# Using Scattertext to Explore the Effectiveness of Headlines
### Jason S. Kessler ([@jasonkessler](http://www.twitter.com/JasonKessler))

The code in this notebook shows how you can use the Python package Scattertext to explore how language used in headlines 
can correlate with social engagement.

For background on the term-class association scores used and semiotic squares, please see https://github.com/JasonKessler/PuPPyTalk and https://github.com/JasonKessler/SemioticSquaresTalk

This notebook makes heavy use of the library Scattertext (https://github.com/JasonKessler/scattertext) for language processing and visualizations.

The data used were scraped from Facebook by Max Woolf.  Please see his original notebook at https://github.com/minimaxir/clickbait-cluster.

What needs to be done
Write out the Scattertext notebook text word for word, starting at the words "For background on" and ending after "processing and visualizations.".

Dataset section
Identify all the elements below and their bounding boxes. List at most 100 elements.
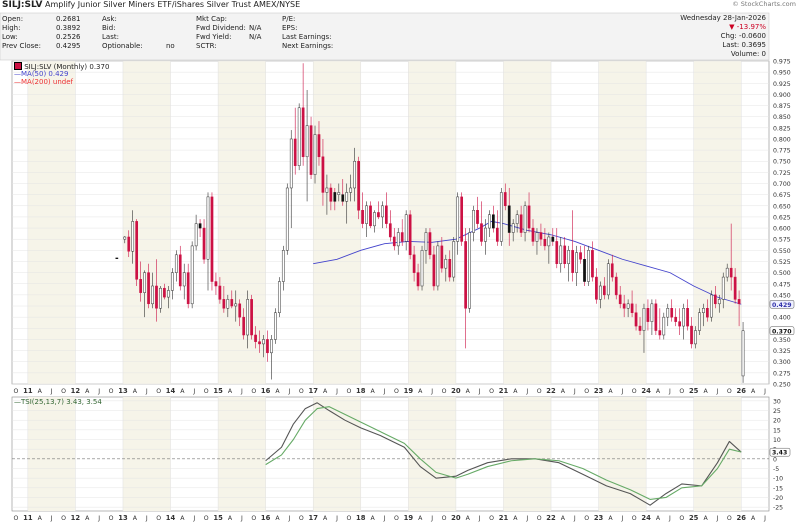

Task solution
For background on the term-class association scores used and semiotic squares, please see https://github.com/JasonKessler/PuPPyTalk and https://github.com/JasonKessler/SemioticSquaresTalk

This notebook makes heavy use of the library Scattertext (https://github.com/JasonKessler/scattertext) for language processing and visualizations.